The material below should be written out in full and exactly; pictures stay out of the copy.
— Start Records to use —
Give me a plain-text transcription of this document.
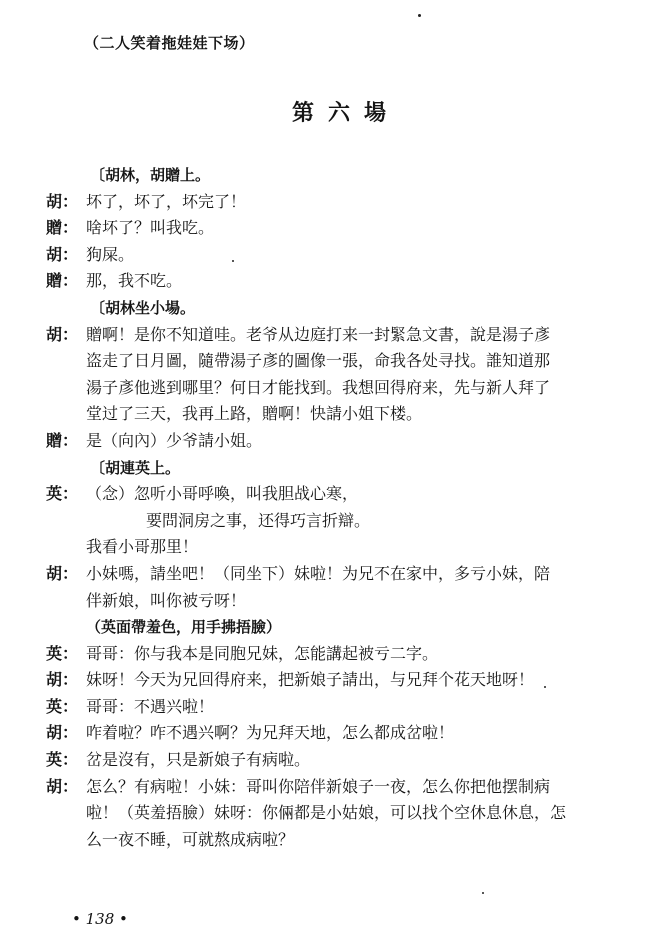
（二人笑着拖娃娃下场）
第六場
〔胡林，胡贈上。
胡： 坏了，坏了，坏完了！
贈： 啥坏了？叫我吃。
胡： 狗屎。
贈： 那，我不吃。
〔胡林坐小場。
胡： 贈啊！是你不知道哇。老爷从边庭打来一封緊急文書，說是湯子彥
盗走了日月圖，隨帶湯子彥的圖像一張，命我各处寻找。誰知道那
湯子彥他逃到哪里？何日才能找到。我想回得府来，先与新人拜了
堂过了三天，我再上路，贈啊！快請小姐下楼。
贈： 是（向內）少爷請小姐。
〔胡連英上。
英： （念）忽听小哥呼喚，叫我胆战心寒，
要問洞房之事，还得巧言折辯。
我看小哥那里！
胡： 小妹嗎，請坐吧！（同坐下）妹啦！为兄不在家中，多亏小妹，陪
伴新娘，叫你被亏呀！
（英面帶羞色，用手拂捂臉）
英： 哥哥：你与我本是同胞兄妹，怎能講起被亏二字。
胡： 妹呀！今天为兄回得府来，把新娘子請出，与兄拜个花天地呀！
英： 哥哥：不遇兴啦！
胡： 咋着啦？咋不遇兴啊？为兄拜天地，怎么都成岔啦！
英： 岔是沒有，只是新娘子有病啦。
胡： 怎么？有病啦！小妹：哥叫你陪伴新娘子一夜，怎么你把他摆制病
啦！（英羞捂臉）妹呀：你倆都是小姑娘，可以找个空休息休息，怎
么一夜不睡，可就熬成病啦？
• 138 •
— End Records to use —
**Exercise solution**
Give me a plain-text transcription of this document.
（二人笑着拖娃娃下场）
第六場
〔胡林，胡贈上。
胡： 坏了，坏了，坏完了！
贈： 啥坏了？叫我吃。
胡： 狗屎。
贈： 那，我不吃。
〔胡林坐小場。
胡： 贈啊！是你不知道哇。老爷从边庭打来一封緊急文書，說是湯子彥
盗走了日月圖，隨帶湯子彥的圖像一張，命我各处寻找。誰知道那
湯子彥他逃到哪里？何日才能找到。我想回得府来，先与新人拜了
堂过了三天，我再上路，贈啊！快請小姐下楼。
贈： 是（向內）少爷請小姐。
〔胡連英上。
英： （念）忽听小哥呼喚，叫我胆战心寒，
要問洞房之事，还得巧言折辯。
我看小哥那里！
胡： 小妹嗎，請坐吧！（同坐下）妹啦！为兄不在家中，多亏小妹，陪
伴新娘，叫你被亏呀！
（英面帶羞色，用手拂捂臉）
英： 哥哥：你与我本是同胞兄妹，怎能講起被亏二字。
胡： 妹呀！今天为兄回得府来，把新娘子請出，与兄拜个花天地呀！
英： 哥哥：不遇兴啦！
胡： 咋着啦？咋不遇兴啊？为兄拜天地，怎么都成岔啦！
英： 岔是沒有，只是新娘子有病啦。
胡： 怎么？有病啦！小妹：哥叫你陪伴新娘子一夜，怎么你把他摆制病
啦！（英羞捂臉）妹呀：你倆都是小姑娘，可以找个空休息休息，怎
么一夜不睡，可就熬成病啦？
• 138 •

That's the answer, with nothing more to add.